▸ **Task directions**
Copy every line of the data exactly, leaving nothing out.

▸ **Data excerpts**

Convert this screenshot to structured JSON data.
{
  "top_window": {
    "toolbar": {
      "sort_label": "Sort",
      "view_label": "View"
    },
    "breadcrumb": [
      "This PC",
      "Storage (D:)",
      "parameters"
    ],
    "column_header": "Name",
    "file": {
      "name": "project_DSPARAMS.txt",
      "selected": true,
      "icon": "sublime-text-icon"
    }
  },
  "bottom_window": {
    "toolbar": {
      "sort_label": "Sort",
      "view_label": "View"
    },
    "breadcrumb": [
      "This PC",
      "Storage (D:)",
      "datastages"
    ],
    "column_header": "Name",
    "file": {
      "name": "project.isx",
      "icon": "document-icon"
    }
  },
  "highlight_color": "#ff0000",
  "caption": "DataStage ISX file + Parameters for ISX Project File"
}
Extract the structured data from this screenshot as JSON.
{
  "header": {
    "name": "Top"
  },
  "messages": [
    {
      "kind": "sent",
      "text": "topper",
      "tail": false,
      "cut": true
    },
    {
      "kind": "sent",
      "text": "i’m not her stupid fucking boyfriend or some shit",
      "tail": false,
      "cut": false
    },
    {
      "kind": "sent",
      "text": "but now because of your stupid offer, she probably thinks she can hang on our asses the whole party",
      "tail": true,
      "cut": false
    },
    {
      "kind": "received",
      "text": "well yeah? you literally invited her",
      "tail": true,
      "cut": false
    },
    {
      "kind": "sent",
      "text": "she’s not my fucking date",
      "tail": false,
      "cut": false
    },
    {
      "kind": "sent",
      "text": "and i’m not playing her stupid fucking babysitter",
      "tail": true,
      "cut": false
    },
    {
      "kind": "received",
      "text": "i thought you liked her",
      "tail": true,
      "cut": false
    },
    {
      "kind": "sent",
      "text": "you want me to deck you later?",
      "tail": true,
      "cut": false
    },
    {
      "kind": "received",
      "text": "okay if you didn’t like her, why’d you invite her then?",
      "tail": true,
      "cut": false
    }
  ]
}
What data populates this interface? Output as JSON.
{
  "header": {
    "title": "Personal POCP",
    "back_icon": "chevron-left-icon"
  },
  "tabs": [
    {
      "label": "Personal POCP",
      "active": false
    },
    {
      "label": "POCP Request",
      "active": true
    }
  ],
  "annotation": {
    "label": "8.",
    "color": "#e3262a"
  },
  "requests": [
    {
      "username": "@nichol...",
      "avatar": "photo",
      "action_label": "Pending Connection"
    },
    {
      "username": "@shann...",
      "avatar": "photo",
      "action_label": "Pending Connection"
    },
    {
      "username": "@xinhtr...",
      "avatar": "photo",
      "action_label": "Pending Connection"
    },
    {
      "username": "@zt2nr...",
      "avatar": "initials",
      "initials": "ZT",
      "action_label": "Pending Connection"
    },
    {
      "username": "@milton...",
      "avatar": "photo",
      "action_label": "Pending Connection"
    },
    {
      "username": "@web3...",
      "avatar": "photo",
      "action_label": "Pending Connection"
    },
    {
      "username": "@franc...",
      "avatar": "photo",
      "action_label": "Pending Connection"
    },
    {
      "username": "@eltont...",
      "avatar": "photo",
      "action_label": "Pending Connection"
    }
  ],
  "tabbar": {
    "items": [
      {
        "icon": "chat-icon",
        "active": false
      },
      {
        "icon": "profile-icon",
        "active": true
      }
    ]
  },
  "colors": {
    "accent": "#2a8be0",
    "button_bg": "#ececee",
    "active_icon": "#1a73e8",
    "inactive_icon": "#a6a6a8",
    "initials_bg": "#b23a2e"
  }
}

▸ **Solution to this task**
Convert this screenshot to structured JSON data.
{
  "top_window": {
    "toolbar": {
      "sort_label": "Sort",
      "view_label": "View"
    },
    "breadcrumb": [
      "This PC",
      "Storage (D:)",
      "parameters"
    ],
    "column_header": "Name",
    "file": {
      "name": "project_DSPARAMS.txt",
      "selected": true,
      "icon": "sublime-text-icon"
    }
  },
  "bottom_window": {
    "toolbar": {
      "sort_label": "Sort",
      "view_label": "View"
    },
    "breadcrumb": [
      "This PC",
      "Storage (D:)",
      "datastages"
    ],
    "column_header": "Name",
    "file": {
      "name": "project.isx",
      "icon": "document-icon"
    }
  },
  "highlight_color": "#ff0000",
  "caption": "DataStage ISX file + Parameters for ISX Project File"
}
Extract the structured data from this screenshot as JSON.
{
  "header": {
    "name": "Top"
  },
  "messages": [
    {
      "kind": "sent",
      "text": "topper",
      "tail": false,
      "cut": true
    },
    {
      "kind": "sent",
      "text": "i’m not her stupid fucking boyfriend or some shit",
      "tail": false,
      "cut": false
    },
    {
      "kind": "sent",
      "text": "but now because of your stupid offer, she probably thinks she can hang on our asses the whole party",
      "tail": true,
      "cut": false
    },
    {
      "kind": "received",
      "text": "well yeah? you literally invited her",
      "tail": true,
      "cut": false
    },
    {
      "kind": "sent",
      "text": "she’s not my fucking date",
      "tail": false,
      "cut": false
    },
    {
      "kind": "sent",
      "text": "and i’m not playing her stupid fucking babysitter",
      "tail": true,
      "cut": false
    },
    {
      "kind": "received",
      "text": "i thought you liked her",
      "tail": true,
      "cut": false
    },
    {
      "kind": "sent",
      "text": "you want me to deck you later?",
      "tail": true,
      "cut": false
    },
    {
      "kind": "received",
      "text": "okay if you didn’t like her, why’d you invite her then?",
      "tail": true,
      "cut": false
    }
  ]
}
What data populates this interface? Output as JSON.
{
  "header": {
    "title": "Personal POCP",
    "back_icon": "chevron-left-icon"
  },
  "tabs": [
    {
      "label": "Personal POCP",
      "active": false
    },
    {
      "label": "POCP Request",
      "active": true
    }
  ],
  "annotation": {
    "label": "8.",
    "color": "#e3262a"
  },
  "requests": [
    {
      "username": "@nichol...",
      "avatar": "photo",
      "action_label": "Pending Connection"
    },
    {
      "username": "@shann...",
      "avatar": "photo",
      "action_label": "Pending Connection"
    },
    {
      "username": "@xinhtr...",
      "avatar": "photo",
      "action_label": "Pending Connection"
    },
    {
      "username": "@zt2nr...",
      "avatar": "initials",
      "initials": "ZT",
      "action_label": "Pending Connection"
    },
    {
      "username": "@milton...",
      "avatar": "photo",
      "action_label": "Pending Connection"
    },
    {
      "username": "@web3...",
      "avatar": "photo",
      "action_label": "Pending Connection"
    },
    {
      "username": "@franc...",
      "avatar": "photo",
      "action_label": "Pending Connection"
    },
    {
      "username": "@eltont...",
      "avatar": "photo",
      "action_label": "Pending Connection"
    }
  ],
  "tabbar": {
    "items": [
      {
        "icon": "chat-icon",
        "active": false
      },
      {
        "icon": "profile-icon",
        "active": true
      }
    ]
  },
  "colors": {
    "accent": "#2a8be0",
    "button_bg": "#ececee",
    "active_icon": "#1a73e8",
    "inactive_icon": "#a6a6a8",
    "initials_bg": "#b23a2e"
  }
}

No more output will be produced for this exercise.